What to produce: Gather each line of the records where "number" appears.

Records:
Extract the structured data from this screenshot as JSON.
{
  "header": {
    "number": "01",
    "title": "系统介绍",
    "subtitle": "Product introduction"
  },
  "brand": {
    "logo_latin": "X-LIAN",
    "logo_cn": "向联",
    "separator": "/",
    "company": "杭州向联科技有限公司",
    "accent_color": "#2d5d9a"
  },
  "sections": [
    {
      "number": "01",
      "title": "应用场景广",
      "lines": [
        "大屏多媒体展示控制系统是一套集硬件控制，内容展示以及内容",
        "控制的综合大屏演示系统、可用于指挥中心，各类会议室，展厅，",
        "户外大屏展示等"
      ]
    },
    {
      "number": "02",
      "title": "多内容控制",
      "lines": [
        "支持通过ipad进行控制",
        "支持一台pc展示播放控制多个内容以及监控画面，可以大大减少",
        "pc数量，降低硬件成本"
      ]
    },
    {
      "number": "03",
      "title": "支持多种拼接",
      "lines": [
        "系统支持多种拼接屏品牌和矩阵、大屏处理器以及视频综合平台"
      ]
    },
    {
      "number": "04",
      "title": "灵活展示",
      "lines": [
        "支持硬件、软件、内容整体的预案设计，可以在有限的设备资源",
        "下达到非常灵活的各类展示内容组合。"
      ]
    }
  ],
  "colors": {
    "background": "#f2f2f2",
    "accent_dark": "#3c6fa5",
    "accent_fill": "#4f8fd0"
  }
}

Answer to the problem:
    "number": "01",
      "number": "01",
      "number": "02",
      "number": "03",
      "number": "04",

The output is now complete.